## REQUIREMENT
Tally the lines containing the word "Demers" and give the total alone.

## DATASET CONTENT
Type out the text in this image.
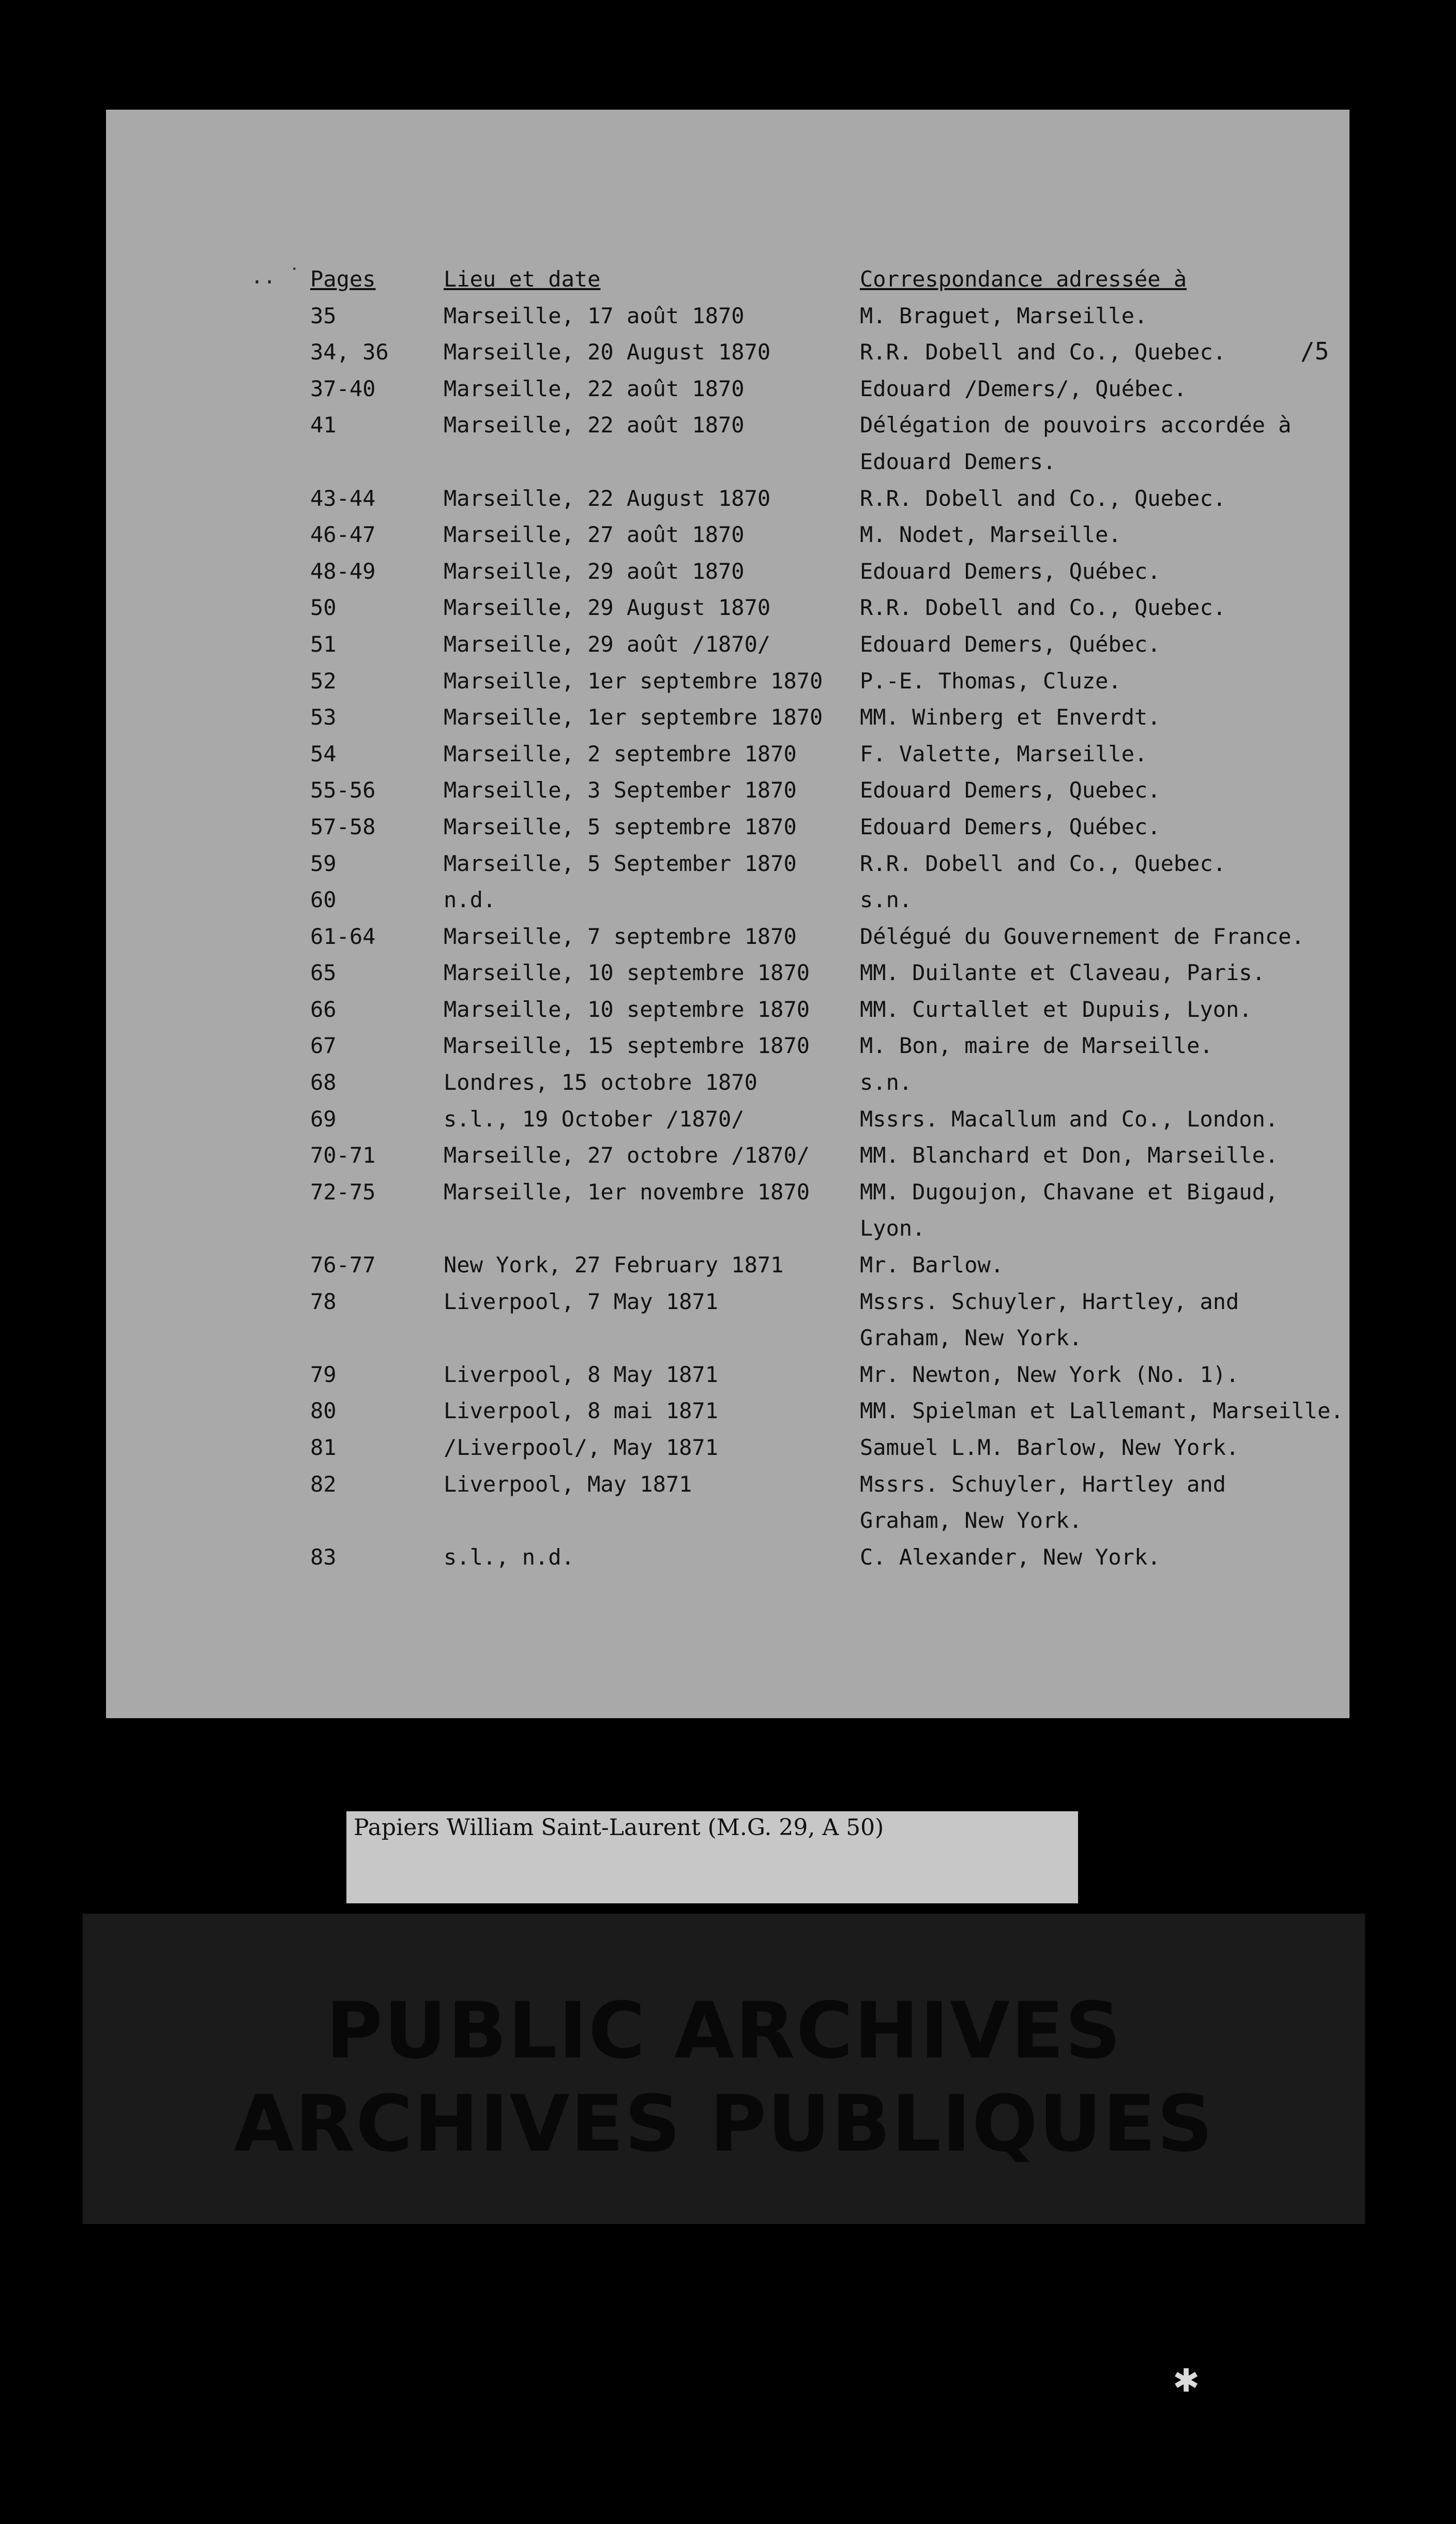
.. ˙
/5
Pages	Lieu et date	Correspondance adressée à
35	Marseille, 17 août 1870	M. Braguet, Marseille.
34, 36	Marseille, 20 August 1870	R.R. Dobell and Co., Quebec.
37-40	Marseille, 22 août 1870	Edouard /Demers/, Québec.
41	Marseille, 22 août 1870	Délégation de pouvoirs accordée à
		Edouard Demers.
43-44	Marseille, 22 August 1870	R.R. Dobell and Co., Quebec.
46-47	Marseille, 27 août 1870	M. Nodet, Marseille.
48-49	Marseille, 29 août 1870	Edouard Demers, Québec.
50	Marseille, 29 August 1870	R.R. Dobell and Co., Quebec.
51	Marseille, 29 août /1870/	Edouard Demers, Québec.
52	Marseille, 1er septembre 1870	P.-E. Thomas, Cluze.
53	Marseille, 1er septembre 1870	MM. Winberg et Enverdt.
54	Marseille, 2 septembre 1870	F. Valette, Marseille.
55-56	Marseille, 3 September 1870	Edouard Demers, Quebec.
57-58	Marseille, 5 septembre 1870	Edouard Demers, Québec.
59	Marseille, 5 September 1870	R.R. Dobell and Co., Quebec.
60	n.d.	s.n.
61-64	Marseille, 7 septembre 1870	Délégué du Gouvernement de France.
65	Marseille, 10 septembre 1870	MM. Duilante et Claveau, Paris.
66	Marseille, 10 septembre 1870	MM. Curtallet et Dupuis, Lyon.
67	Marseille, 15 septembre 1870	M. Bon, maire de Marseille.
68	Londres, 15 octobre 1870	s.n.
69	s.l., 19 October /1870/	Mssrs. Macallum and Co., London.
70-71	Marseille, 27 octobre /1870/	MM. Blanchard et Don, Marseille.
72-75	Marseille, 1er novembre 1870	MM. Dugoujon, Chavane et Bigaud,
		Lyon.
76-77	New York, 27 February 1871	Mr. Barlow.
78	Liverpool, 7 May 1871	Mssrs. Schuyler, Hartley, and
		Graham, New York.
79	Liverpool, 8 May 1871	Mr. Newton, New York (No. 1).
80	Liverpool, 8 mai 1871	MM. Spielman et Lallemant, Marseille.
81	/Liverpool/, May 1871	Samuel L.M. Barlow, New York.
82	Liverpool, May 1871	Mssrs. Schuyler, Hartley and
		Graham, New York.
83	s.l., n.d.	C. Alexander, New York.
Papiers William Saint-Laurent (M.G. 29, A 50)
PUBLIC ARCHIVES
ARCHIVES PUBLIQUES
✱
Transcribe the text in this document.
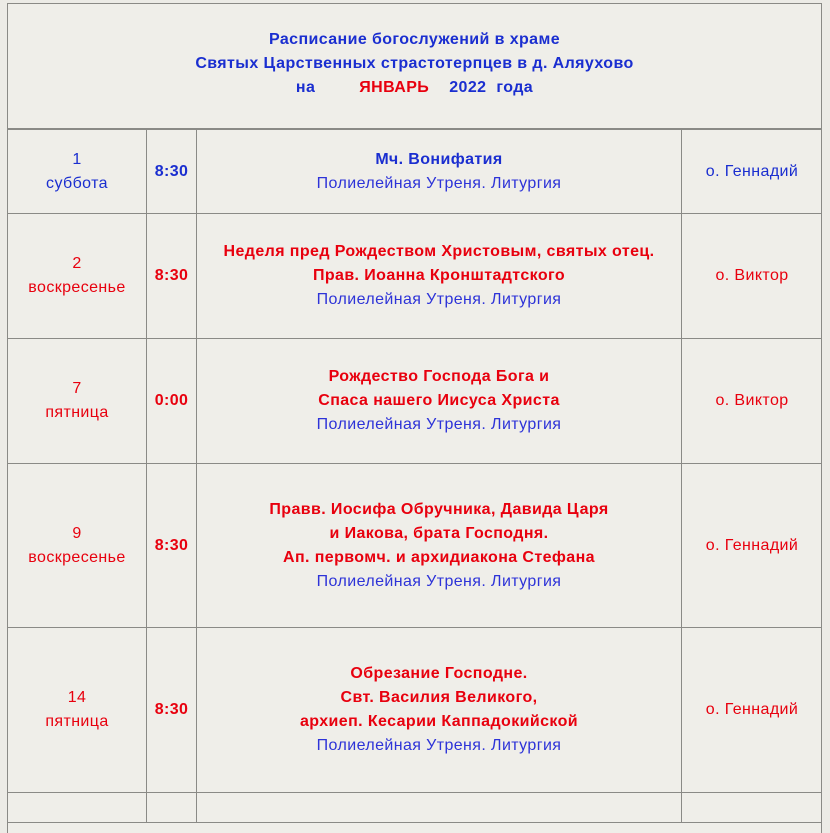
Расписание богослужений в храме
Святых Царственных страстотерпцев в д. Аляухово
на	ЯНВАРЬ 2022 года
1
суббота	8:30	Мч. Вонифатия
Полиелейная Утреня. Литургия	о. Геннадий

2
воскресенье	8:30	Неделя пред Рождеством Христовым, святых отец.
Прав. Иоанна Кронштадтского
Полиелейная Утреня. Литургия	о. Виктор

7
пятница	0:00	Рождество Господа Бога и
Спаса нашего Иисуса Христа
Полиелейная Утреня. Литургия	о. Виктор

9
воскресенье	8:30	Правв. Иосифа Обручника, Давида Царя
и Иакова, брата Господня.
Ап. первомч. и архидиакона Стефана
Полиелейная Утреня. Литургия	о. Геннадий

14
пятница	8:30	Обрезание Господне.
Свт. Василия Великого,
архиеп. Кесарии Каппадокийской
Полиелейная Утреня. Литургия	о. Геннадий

## COMPLETED TASK
6